#### Available data ####
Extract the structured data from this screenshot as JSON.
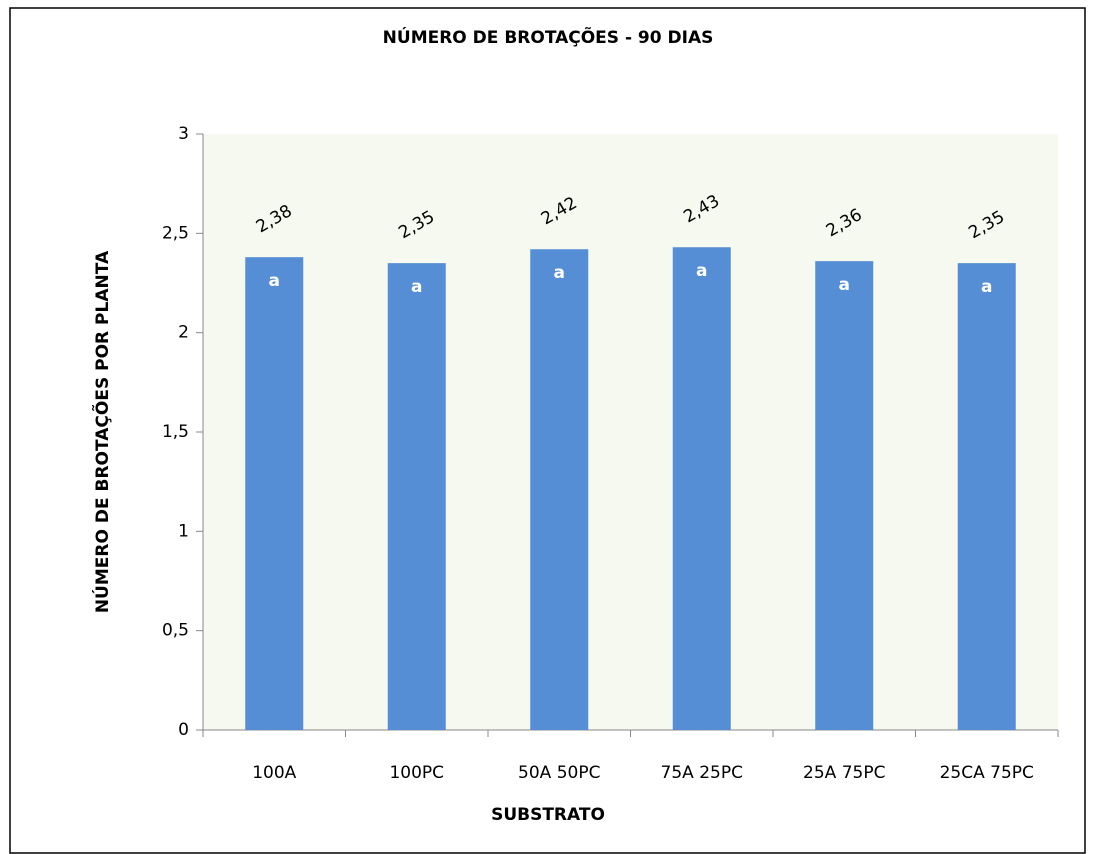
{
  "chart_data": {
    "type": "bar",
    "title": "NÚMERO DE BROTAÇÕES - 90 DIAS",
    "x_label": "SUBSTRATO",
    "y_label": "NÚMERO DE BROTAÇÕES POR PLANTA",
    "categories": [
      "100A",
      "100PC",
      "50A 50PC",
      "75A 25PC",
      "25A 75PC",
      "25CA 75PC"
    ],
    "values": [
      2.38,
      2.35,
      2.42,
      2.43,
      2.36,
      2.35
    ],
    "value_labels": [
      "2,38",
      "2,35",
      "2,42",
      "2,43",
      "2,36",
      "2,35"
    ],
    "bar_annotations": [
      "a",
      "a",
      "a",
      "a",
      "a",
      "a"
    ],
    "color": "#558ed5",
    "ylim": [
      0,
      3
    ],
    "yticks": [
      0,
      {
        "value": 0.5,
        "label": "0,5"
      },
      1,
      {
        "value": 1.5,
        "label": "1,5"
      },
      2,
      {
        "value": 2.5,
        "label": "2,5"
      },
      3
    ],
    "grid": false
  }
}
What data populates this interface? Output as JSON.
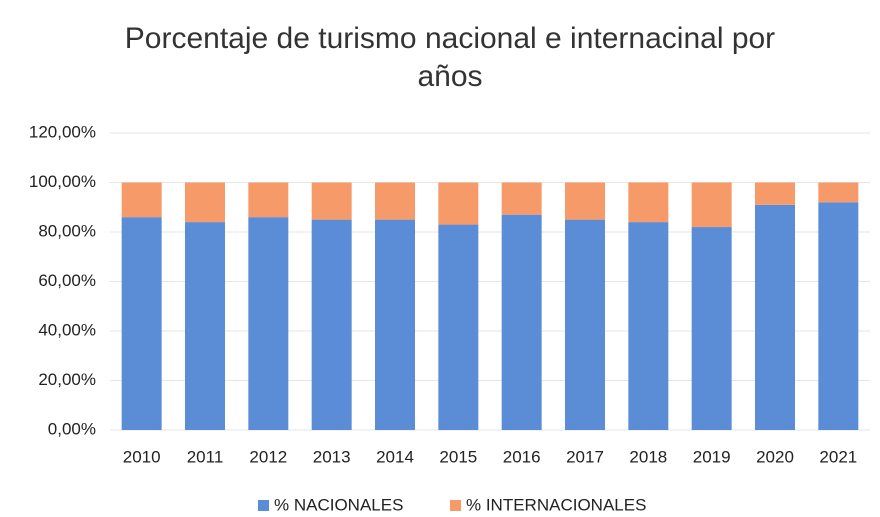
{
  "chart_data": {
    "type": "stacked_bar",
    "title": "Porcentaje de turismo nacional e internacinal por años",
    "categories": [
      "2010",
      "2011",
      "2012",
      "2013",
      "2014",
      "2015",
      "2016",
      "2017",
      "2018",
      "2019",
      "2020",
      "2021"
    ],
    "series": [
      {
        "name": "% NACIONALES",
        "color": "#5b8dd6",
        "values": [
          86,
          84,
          86,
          85,
          85,
          83,
          87,
          85,
          84,
          82,
          91,
          92
        ]
      },
      {
        "name": "% INTERNACIONALES",
        "color": "#f79a6a",
        "values": [
          14,
          16,
          14,
          15,
          15,
          17,
          13,
          15,
          16,
          18,
          9,
          8
        ]
      }
    ],
    "ylim": [
      0,
      120
    ],
    "yticks": [
      {
        "value": 0,
        "label": "0,00%"
      },
      {
        "value": 20,
        "label": "20,00%"
      },
      {
        "value": 40,
        "label": "40,00%"
      },
      {
        "value": 60,
        "label": "60,00%"
      },
      {
        "value": 80,
        "label": "80,00%"
      },
      {
        "value": 100,
        "label": "100,00%"
      },
      {
        "value": 120,
        "label": "120,00%"
      }
    ],
    "grid": true,
    "legend": "bottom"
  }
}
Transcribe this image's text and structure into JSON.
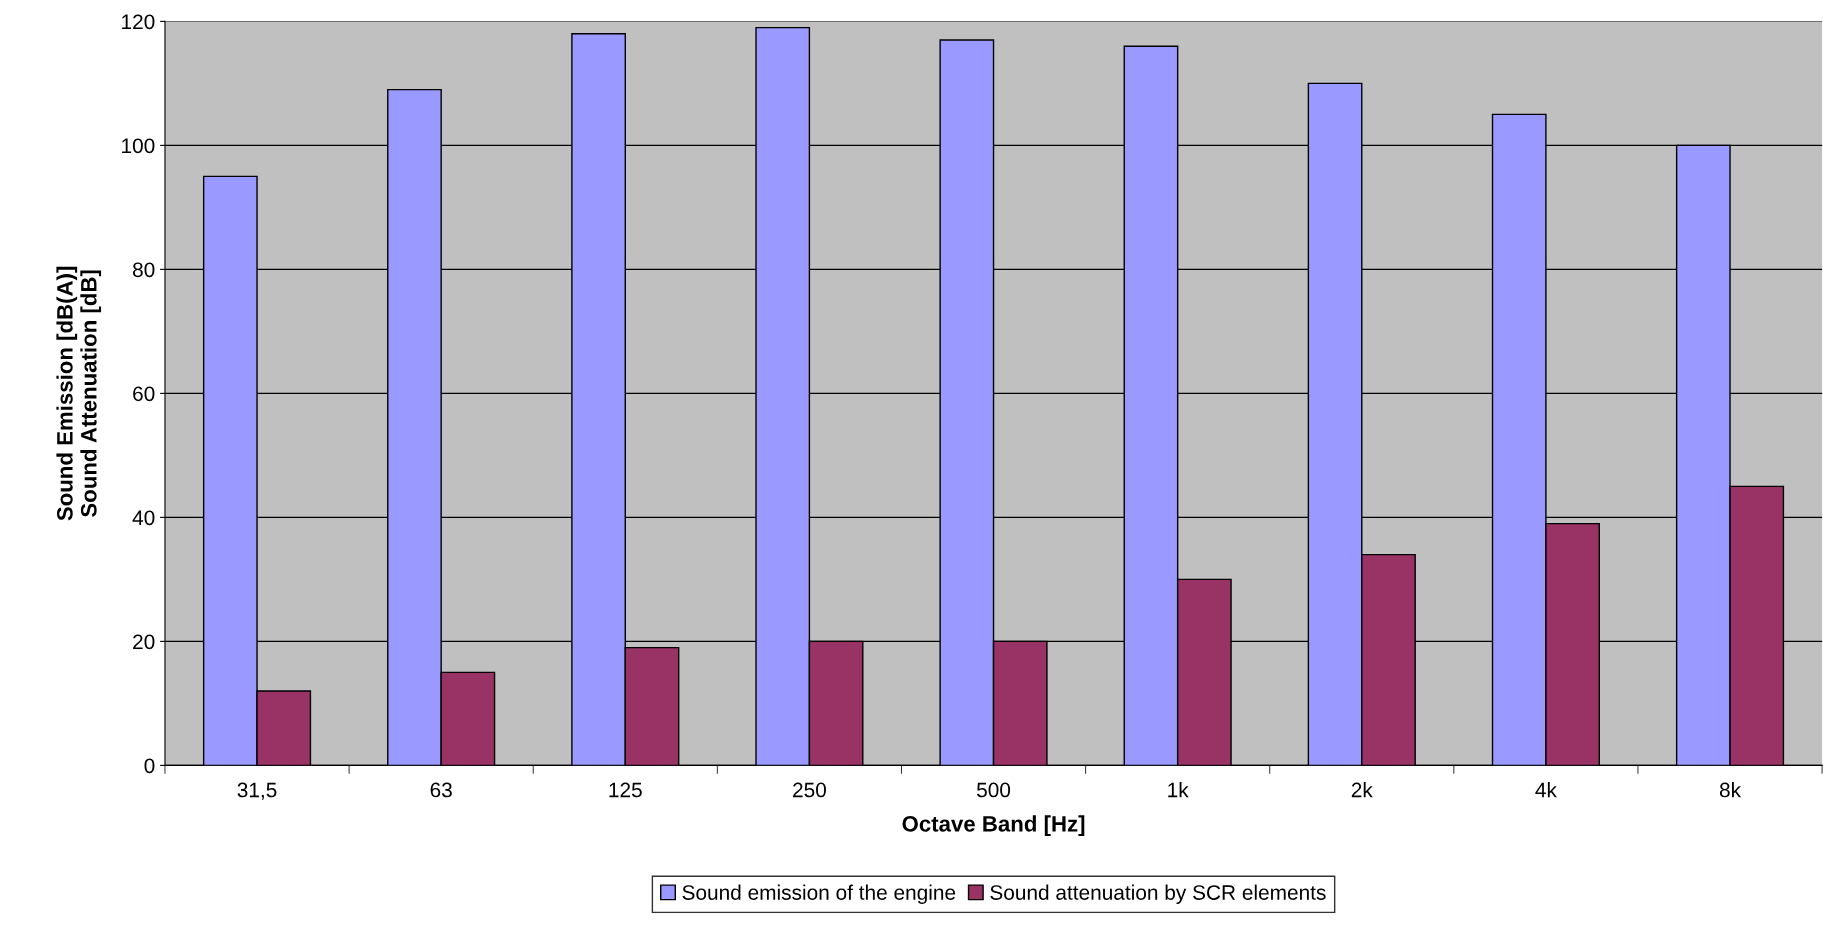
####
(Task to carry out) Leaving the pictures out, set down exactly the lines from the one with "What data populates" through the end of the records.

(The reply)
What data populates this interface? Output as JSON.
{
  "chart_data": {
    "type": "stacked_bar",
    "title": "Porcentaje de turismo nacional e internacinal por años",
    "categories": [
      "2010",
      "2011",
      "2012",
      "2013",
      "2014",
      "2015",
      "2016",
      "2017",
      "2018",
      "2019",
      "2020",
      "2021"
    ],
    "series": [
      {
        "name": "% NACIONALES",
        "color": "#5b8dd6",
        "values": [
          86,
          84,
          86,
          85,
          85,
          83,
          87,
          85,
          84,
          82,
          91,
          92
        ]
      },
      {
        "name": "% INTERNACIONALES",
        "color": "#f79a6a",
        "values": [
          14,
          16,
          14,
          15,
          15,
          17,
          13,
          15,
          16,
          18,
          9,
          8
        ]
      }
    ],
    "ylim": [
      0,
      120
    ],
    "yticks": [
      {
        "value": 0,
        "label": "0,00%"
      },
      {
        "value": 20,
        "label": "20,00%"
      },
      {
        "value": 40,
        "label": "40,00%"
      },
      {
        "value": 60,
        "label": "60,00%"
      },
      {
        "value": 80,
        "label": "80,00%"
      },
      {
        "value": 100,
        "label": "100,00%"
      },
      {
        "value": 120,
        "label": "120,00%"
      }
    ],
    "grid": true,
    "legend": "bottom"
  }
}
Transcribe this image's text and structure into JSON.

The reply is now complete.